Objective:
Return each line of the material verbatim.

[Records from a dataset]
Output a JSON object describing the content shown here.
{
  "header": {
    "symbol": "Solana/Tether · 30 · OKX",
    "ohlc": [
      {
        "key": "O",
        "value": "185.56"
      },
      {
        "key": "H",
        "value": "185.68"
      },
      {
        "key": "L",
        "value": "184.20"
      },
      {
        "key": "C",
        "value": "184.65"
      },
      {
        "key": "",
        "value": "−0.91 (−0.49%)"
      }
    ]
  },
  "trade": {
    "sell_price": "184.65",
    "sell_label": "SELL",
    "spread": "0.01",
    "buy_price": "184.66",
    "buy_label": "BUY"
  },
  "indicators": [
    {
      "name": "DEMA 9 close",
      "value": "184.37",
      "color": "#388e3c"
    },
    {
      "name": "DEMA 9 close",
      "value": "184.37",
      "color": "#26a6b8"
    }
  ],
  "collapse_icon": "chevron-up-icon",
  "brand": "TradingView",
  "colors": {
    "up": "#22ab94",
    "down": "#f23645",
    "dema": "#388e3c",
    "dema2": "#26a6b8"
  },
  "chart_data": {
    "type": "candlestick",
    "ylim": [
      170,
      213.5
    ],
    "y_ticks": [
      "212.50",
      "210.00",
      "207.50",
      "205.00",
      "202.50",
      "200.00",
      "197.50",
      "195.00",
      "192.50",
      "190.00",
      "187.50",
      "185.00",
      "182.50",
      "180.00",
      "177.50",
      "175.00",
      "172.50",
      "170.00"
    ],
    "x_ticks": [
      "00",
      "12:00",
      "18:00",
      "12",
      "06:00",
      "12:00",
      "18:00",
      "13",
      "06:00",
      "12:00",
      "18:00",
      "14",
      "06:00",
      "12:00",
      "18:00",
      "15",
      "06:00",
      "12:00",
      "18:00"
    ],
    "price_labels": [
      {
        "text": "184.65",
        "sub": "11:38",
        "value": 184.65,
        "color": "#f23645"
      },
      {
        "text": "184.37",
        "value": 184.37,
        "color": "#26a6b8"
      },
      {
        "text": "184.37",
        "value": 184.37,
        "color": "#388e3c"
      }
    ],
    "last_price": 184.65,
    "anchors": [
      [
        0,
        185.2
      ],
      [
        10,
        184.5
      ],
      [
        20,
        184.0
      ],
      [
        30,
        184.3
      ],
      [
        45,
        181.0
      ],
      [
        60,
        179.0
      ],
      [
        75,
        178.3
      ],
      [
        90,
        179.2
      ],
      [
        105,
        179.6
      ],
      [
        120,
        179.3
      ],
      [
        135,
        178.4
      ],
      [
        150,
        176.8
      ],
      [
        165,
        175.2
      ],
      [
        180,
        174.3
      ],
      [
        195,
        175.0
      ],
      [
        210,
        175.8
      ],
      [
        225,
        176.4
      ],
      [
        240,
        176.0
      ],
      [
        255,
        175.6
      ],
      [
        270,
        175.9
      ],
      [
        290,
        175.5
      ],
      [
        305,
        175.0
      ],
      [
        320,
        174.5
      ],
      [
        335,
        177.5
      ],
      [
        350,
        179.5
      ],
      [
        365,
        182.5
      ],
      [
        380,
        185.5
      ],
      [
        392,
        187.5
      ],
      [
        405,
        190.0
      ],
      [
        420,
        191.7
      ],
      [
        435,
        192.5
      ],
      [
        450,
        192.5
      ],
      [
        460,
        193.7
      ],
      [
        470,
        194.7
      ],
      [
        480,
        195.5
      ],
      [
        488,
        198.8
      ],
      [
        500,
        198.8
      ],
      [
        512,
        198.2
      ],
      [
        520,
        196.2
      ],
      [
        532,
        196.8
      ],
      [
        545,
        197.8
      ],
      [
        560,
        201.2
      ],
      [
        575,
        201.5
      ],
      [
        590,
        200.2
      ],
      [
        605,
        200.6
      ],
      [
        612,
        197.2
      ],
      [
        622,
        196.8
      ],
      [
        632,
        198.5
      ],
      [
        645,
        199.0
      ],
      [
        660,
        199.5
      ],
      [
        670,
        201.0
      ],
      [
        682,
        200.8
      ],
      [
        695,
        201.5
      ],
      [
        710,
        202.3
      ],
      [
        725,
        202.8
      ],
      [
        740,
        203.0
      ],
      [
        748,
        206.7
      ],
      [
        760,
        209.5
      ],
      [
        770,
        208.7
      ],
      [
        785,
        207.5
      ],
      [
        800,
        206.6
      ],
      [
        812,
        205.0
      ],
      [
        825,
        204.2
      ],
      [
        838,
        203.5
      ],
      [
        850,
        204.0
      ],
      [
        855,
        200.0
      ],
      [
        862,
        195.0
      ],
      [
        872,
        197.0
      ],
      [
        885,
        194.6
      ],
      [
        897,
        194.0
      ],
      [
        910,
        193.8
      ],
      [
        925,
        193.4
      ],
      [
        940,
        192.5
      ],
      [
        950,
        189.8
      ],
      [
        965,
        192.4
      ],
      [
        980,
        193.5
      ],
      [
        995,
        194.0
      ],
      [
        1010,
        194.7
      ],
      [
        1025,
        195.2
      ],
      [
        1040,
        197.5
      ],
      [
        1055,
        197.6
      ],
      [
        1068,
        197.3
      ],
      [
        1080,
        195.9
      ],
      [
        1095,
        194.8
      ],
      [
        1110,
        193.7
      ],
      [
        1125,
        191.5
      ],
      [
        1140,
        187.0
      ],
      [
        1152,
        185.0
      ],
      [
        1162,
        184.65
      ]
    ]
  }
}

Exercise solution:
Output a JSON object describing the content shown here.
{
  "header": {
    "symbol": "Solana/Tether · 30 · OKX",
    "ohlc": [
      {
        "key": "O",
        "value": "185.56"
      },
      {
        "key": "H",
        "value": "185.68"
      },
      {
        "key": "L",
        "value": "184.20"
      },
      {
        "key": "C",
        "value": "184.65"
      },
      {
        "key": "",
        "value": "−0.91 (−0.49%)"
      }
    ]
  },
  "trade": {
    "sell_price": "184.65",
    "sell_label": "SELL",
    "spread": "0.01",
    "buy_price": "184.66",
    "buy_label": "BUY"
  },
  "indicators": [
    {
      "name": "DEMA 9 close",
      "value": "184.37",
      "color": "#388e3c"
    },
    {
      "name": "DEMA 9 close",
      "value": "184.37",
      "color": "#26a6b8"
    }
  ],
  "collapse_icon": "chevron-up-icon",
  "brand": "TradingView",
  "colors": {
    "up": "#22ab94",
    "down": "#f23645",
    "dema": "#388e3c",
    "dema2": "#26a6b8"
  },
  "chart_data": {
    "type": "candlestick",
    "ylim": [
      170,
      213.5
    ],
    "y_ticks": [
      "212.50",
      "210.00",
      "207.50",
      "205.00",
      "202.50",
      "200.00",
      "197.50",
      "195.00",
      "192.50",
      "190.00",
      "187.50",
      "185.00",
      "182.50",
      "180.00",
      "177.50",
      "175.00",
      "172.50",
      "170.00"
    ],
    "x_ticks": [
      "00",
      "12:00",
      "18:00",
      "12",
      "06:00",
      "12:00",
      "18:00",
      "13",
      "06:00",
      "12:00",
      "18:00",
      "14",
      "06:00",
      "12:00",
      "18:00",
      "15",
      "06:00",
      "12:00",
      "18:00"
    ],
    "price_labels": [
      {
        "text": "184.65",
        "sub": "11:38",
        "value": 184.65,
        "color": "#f23645"
      },
      {
        "text": "184.37",
        "value": 184.37,
        "color": "#26a6b8"
      },
      {
        "text": "184.37",
        "value": 184.37,
        "color": "#388e3c"
      }
    ],
    "last_price": 184.65,
    "anchors": [
      [
        0,
        185.2
      ],
      [
        10,
        184.5
      ],
      [
        20,
        184.0
      ],
      [
        30,
        184.3
      ],
      [
        45,
        181.0
      ],
      [
        60,
        179.0
      ],
      [
        75,
        178.3
      ],
      [
        90,
        179.2
      ],
      [
        105,
        179.6
      ],
      [
        120,
        179.3
      ],
      [
        135,
        178.4
      ],
      [
        150,
        176.8
      ],
      [
        165,
        175.2
      ],
      [
        180,
        174.3
      ],
      [
        195,
        175.0
      ],
      [
        210,
        175.8
      ],
      [
        225,
        176.4
      ],
      [
        240,
        176.0
      ],
      [
        255,
        175.6
      ],
      [
        270,
        175.9
      ],
      [
        290,
        175.5
      ],
      [
        305,
        175.0
      ],
      [
        320,
        174.5
      ],
      [
        335,
        177.5
      ],
      [
        350,
        179.5
      ],
      [
        365,
        182.5
      ],
      [
        380,
        185.5
      ],
      [
        392,
        187.5
      ],
      [
        405,
        190.0
      ],
      [
        420,
        191.7
      ],
      [
        435,
        192.5
      ],
      [
        450,
        192.5
      ],
      [
        460,
        193.7
      ],
      [
        470,
        194.7
      ],
      [
        480,
        195.5
      ],
      [
        488,
        198.8
      ],
      [
        500,
        198.8
      ],
      [
        512,
        198.2
      ],
      [
        520,
        196.2
      ],
      [
        532,
        196.8
      ],
      [
        545,
        197.8
      ],
      [
        560,
        201.2
      ],
      [
        575,
        201.5
      ],
      [
        590,
        200.2
      ],
      [
        605,
        200.6
      ],
      [
        612,
        197.2
      ],
      [
        622,
        196.8
      ],
      [
        632,
        198.5
      ],
      [
        645,
        199.0
      ],
      [
        660,
        199.5
      ],
      [
        670,
        201.0
      ],
      [
        682,
        200.8
      ],
      [
        695,
        201.5
      ],
      [
        710,
        202.3
      ],
      [
        725,
        202.8
      ],
      [
        740,
        203.0
      ],
      [
        748,
        206.7
      ],
      [
        760,
        209.5
      ],
      [
        770,
        208.7
      ],
      [
        785,
        207.5
      ],
      [
        800,
        206.6
      ],
      [
        812,
        205.0
      ],
      [
        825,
        204.2
      ],
      [
        838,
        203.5
      ],
      [
        850,
        204.0
      ],
      [
        855,
        200.0
      ],
      [
        862,
        195.0
      ],
      [
        872,
        197.0
      ],
      [
        885,
        194.6
      ],
      [
        897,
        194.0
      ],
      [
        910,
        193.8
      ],
      [
        925,
        193.4
      ],
      [
        940,
        192.5
      ],
      [
        950,
        189.8
      ],
      [
        965,
        192.4
      ],
      [
        980,
        193.5
      ],
      [
        995,
        194.0
      ],
      [
        1010,
        194.7
      ],
      [
        1025,
        195.2
      ],
      [
        1040,
        197.5
      ],
      [
        1055,
        197.6
      ],
      [
        1068,
        197.3
      ],
      [
        1080,
        195.9
      ],
      [
        1095,
        194.8
      ],
      [
        1110,
        193.7
      ],
      [
        1125,
        191.5
      ],
      [
        1140,
        187.0
      ],
      [
        1152,
        185.0
      ],
      [
        1162,
        184.65
      ]
    ]
  }
}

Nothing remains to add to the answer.